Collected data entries
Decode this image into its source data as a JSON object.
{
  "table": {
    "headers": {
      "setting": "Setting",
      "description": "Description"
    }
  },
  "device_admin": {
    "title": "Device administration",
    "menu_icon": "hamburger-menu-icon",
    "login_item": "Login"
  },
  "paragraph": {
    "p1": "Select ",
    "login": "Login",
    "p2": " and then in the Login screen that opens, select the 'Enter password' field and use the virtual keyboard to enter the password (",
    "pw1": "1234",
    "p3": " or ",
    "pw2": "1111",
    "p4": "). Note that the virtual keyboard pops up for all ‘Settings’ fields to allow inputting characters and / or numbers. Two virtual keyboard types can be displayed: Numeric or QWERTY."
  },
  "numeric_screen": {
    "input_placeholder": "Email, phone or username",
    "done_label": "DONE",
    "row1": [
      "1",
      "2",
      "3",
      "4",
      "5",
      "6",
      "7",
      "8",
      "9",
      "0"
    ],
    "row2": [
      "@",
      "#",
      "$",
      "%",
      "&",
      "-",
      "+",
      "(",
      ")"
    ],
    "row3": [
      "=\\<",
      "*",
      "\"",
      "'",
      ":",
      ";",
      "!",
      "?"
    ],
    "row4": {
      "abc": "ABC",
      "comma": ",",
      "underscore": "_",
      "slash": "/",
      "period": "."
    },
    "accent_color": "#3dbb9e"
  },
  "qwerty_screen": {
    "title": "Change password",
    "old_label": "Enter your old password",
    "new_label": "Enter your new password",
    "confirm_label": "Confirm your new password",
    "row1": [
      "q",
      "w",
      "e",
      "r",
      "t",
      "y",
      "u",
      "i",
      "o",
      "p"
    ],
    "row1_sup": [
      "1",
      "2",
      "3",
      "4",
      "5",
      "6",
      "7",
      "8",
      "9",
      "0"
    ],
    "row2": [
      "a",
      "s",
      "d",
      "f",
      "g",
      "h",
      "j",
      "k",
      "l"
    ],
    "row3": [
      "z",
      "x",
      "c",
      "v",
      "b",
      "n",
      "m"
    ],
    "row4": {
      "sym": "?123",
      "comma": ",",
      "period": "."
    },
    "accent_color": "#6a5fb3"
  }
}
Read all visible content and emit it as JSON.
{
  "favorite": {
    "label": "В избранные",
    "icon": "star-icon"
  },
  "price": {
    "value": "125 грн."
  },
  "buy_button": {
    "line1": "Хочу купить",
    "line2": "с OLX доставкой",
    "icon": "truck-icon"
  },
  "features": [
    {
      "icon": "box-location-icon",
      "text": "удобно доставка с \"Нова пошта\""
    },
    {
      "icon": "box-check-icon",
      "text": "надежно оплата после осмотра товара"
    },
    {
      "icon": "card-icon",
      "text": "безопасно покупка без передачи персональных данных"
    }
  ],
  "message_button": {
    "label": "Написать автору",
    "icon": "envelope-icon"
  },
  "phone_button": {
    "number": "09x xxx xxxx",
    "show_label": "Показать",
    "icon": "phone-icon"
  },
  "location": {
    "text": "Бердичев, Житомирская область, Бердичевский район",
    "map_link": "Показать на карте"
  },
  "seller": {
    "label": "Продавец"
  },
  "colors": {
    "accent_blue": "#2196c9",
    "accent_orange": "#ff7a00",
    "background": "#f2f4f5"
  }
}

§ Goal:
Retype the material in full, character for character.

§ Expected output:
Decode this image into its source data as a JSON object.
{
  "table": {
    "headers": {
      "setting": "Setting",
      "description": "Description"
    }
  },
  "device_admin": {
    "title": "Device administration",
    "menu_icon": "hamburger-menu-icon",
    "login_item": "Login"
  },
  "paragraph": {
    "p1": "Select ",
    "login": "Login",
    "p2": " and then in the Login screen that opens, select the 'Enter password' field and use the virtual keyboard to enter the password (",
    "pw1": "1234",
    "p3": " or ",
    "pw2": "1111",
    "p4": "). Note that the virtual keyboard pops up for all ‘Settings’ fields to allow inputting characters and / or numbers. Two virtual keyboard types can be displayed: Numeric or QWERTY."
  },
  "numeric_screen": {
    "input_placeholder": "Email, phone or username",
    "done_label": "DONE",
    "row1": [
      "1",
      "2",
      "3",
      "4",
      "5",
      "6",
      "7",
      "8",
      "9",
      "0"
    ],
    "row2": [
      "@",
      "#",
      "$",
      "%",
      "&",
      "-",
      "+",
      "(",
      ")"
    ],
    "row3": [
      "=\\<",
      "*",
      "\"",
      "'",
      ":",
      ";",
      "!",
      "?"
    ],
    "row4": {
      "abc": "ABC",
      "comma": ",",
      "underscore": "_",
      "slash": "/",
      "period": "."
    },
    "accent_color": "#3dbb9e"
  },
  "qwerty_screen": {
    "title": "Change password",
    "old_label": "Enter your old password",
    "new_label": "Enter your new password",
    "confirm_label": "Confirm your new password",
    "row1": [
      "q",
      "w",
      "e",
      "r",
      "t",
      "y",
      "u",
      "i",
      "o",
      "p"
    ],
    "row1_sup": [
      "1",
      "2",
      "3",
      "4",
      "5",
      "6",
      "7",
      "8",
      "9",
      "0"
    ],
    "row2": [
      "a",
      "s",
      "d",
      "f",
      "g",
      "h",
      "j",
      "k",
      "l"
    ],
    "row3": [
      "z",
      "x",
      "c",
      "v",
      "b",
      "n",
      "m"
    ],
    "row4": {
      "sym": "?123",
      "comma": ",",
      "period": "."
    },
    "accent_color": "#6a5fb3"
  }
}
Read all visible content and emit it as JSON.
{
  "favorite": {
    "label": "В избранные",
    "icon": "star-icon"
  },
  "price": {
    "value": "125 грн."
  },
  "buy_button": {
    "line1": "Хочу купить",
    "line2": "с OLX доставкой",
    "icon": "truck-icon"
  },
  "features": [
    {
      "icon": "box-location-icon",
      "text": "удобно доставка с \"Нова пошта\""
    },
    {
      "icon": "box-check-icon",
      "text": "надежно оплата после осмотра товара"
    },
    {
      "icon": "card-icon",
      "text": "безопасно покупка без передачи персональных данных"
    }
  ],
  "message_button": {
    "label": "Написать автору",
    "icon": "envelope-icon"
  },
  "phone_button": {
    "number": "09x xxx xxxx",
    "show_label": "Показать",
    "icon": "phone-icon"
  },
  "location": {
    "text": "Бердичев, Житомирская область, Бердичевский район",
    "map_link": "Показать на карте"
  },
  "seller": {
    "label": "Продавец"
  },
  "colors": {
    "accent_blue": "#2196c9",
    "accent_orange": "#ff7a00",
    "background": "#f2f4f5"
  }
}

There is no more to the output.